We then differentiate the treatment group by rurality, as shown in Figure 3. The left-hand side shows that in urban areas, there is no change in unadjusted inpatient mortality after the hospital closure, similar to Figure 2 above. However, the right-hand side shows a post-hospital-closure increase in mortality for rural areas.
Figure 3 Unadjusted inpatient mortality for urban and rural areas with and without hospital closures
Notes: Unadjusted inpatient mortality for: control vs urban treatment group (top), and control vs rural treatment group (bottom).
The difference-in-difference estimation shows that rural closures increase inpatient mortality by 8.7%, while urban closures have no measurable impact. This suggests that when no distinction is made between rural or urban closures, the null effect of urban closures have the potential to dominate and mask the significant and detrimental impact of rural closures.
Our subgroup analyses indicate that Medicaid patients and racial minorities are relatively worse affected by rural closures (11.3% and 12.6%, respectively), which supports the hypothesis that closures disproportionately affect vulnerable populations.
We find evidence of spillover effects: rural closures also increase mortality for patients that reside in urban ZIP codes, by 7.6%. Results are thus not driven by rural ZIP codes alone and rural closures have negative implications for neighbouring urban ZIP codes, likely due to overburdening of shared resources in the area.
For each subgroup analysed, the harmful impact of rural closures is accompanied by a significant increase in the length of stay: the overall increase of 5.2% or about 7 hours in length of stay can contribute to overcrowding (Henneman et al. 2010). Similar spillover effects of closures are also noted in other recent work (Song and Saghafian 2019, Liu et al. 2014).
Implications for policy
Despite the increase in rates of hospital closures, mounting concerns for patient health, and prominent media outcries regarding the issue, the research evidence base for its effects on patient outcomes is relatively sparse, with the bulk of large-scale published evidence showing that hospital closures have no adverse patient-level impact.
Our work calls the attention of policymakers, hospital administrators, and healthcare researchers to the significant adverse effects that rural hospital closures have. These effects can be overlooked (and may have been missed in prior work) if no distinction is made between rural and urban hospitals.
Policies to mitigate the effects of closures should be targeted and prioritised to account for structural differences across rural and urban hospitals and healthcare markets – differences that we show lead to vastly different health outcomes.
Not all closures are necessarily problematic. Urban closures may reflect the local communities’ preferences for nearby substitutes and may even include mechanisms that improve patient outcomes such as improved care quality due to consolidation of services at neighbouring open hospitals.
Other scholars (Song and Saghafian 2019, Frakt 2019, Lindrooth et al. 2018) advocate for similar targeting and prioritising for a range of policy instruments – such as hospital bailouts, subsidies or changes in reimbursement policies – to harness the benefits of certain types of closures, while mitigating the considerable harm caused by others.
Additionally, while policy instruments that tackle the root causes of closures appear less straightforward, it is essential to ensure emergency transportation and healthcare accessibility post-closures, especially for rural areas and for vulnerable populations.
Research also indicates that spillover effects on surrounding hospitals – resulting from potentially different healthcare demands – need to be managed, particularly if there are simultaneous reductions in the long-term supply of healthcare professionals.

§ Data shown

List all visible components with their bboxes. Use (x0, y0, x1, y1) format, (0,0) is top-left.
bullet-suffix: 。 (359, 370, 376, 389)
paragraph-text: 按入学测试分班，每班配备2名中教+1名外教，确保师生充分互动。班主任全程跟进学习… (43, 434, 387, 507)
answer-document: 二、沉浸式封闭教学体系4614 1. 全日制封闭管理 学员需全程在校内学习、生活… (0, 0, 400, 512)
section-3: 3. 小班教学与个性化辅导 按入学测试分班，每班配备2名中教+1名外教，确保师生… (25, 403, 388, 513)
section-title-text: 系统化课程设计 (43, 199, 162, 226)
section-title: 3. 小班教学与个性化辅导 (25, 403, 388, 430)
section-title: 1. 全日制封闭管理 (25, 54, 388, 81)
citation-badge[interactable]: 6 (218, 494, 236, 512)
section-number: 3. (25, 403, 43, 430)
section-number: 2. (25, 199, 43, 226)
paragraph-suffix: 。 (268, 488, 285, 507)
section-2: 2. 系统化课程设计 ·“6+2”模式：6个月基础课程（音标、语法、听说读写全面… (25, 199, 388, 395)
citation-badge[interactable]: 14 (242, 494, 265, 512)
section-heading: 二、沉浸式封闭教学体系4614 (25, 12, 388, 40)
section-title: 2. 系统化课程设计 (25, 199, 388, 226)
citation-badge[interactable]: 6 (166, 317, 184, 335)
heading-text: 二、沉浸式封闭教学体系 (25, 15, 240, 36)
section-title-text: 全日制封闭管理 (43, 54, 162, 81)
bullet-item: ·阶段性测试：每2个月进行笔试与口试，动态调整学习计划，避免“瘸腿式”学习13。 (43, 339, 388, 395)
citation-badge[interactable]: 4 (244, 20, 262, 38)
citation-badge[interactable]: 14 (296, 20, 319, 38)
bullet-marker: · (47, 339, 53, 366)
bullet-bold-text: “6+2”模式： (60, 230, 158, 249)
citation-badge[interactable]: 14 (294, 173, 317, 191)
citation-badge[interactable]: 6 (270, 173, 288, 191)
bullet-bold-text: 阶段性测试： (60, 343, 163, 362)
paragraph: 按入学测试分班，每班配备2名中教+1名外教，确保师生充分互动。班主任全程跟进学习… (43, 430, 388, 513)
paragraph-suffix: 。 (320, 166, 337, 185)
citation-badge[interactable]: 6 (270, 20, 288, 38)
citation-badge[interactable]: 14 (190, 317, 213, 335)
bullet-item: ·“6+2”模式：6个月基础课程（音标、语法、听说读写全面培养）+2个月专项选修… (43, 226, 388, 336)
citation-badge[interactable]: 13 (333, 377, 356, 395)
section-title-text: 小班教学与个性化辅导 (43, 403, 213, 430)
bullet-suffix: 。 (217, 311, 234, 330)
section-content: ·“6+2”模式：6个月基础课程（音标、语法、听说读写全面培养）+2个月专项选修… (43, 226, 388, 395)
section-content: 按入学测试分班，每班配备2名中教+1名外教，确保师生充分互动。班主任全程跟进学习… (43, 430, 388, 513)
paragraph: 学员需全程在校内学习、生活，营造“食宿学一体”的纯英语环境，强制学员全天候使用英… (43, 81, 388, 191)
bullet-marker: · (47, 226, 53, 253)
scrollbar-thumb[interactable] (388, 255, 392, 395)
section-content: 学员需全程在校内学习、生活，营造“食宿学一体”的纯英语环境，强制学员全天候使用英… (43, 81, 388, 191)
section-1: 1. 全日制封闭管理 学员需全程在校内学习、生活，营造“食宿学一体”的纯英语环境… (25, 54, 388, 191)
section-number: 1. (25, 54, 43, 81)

§ Your goal
From the text on hospital closures and inpatient mortality, extract the passage between "Our work calls" and "different health outcomes.", inclusive.

§ Task answer
Our work calls the attention of policymakers, hospital administrators, and healthcare researchers to the significant adverse effects that rural hospital closures have. These effects can be overlooked (and may have been missed in prior work) if no distinction is made between rural and urban hospitals.
Policies to mitigate the effects of closures should be targeted and prioritised to account for structural differences across rural and urban hospitals and healthcare markets – differences that we show lead to vastly different health outcomes.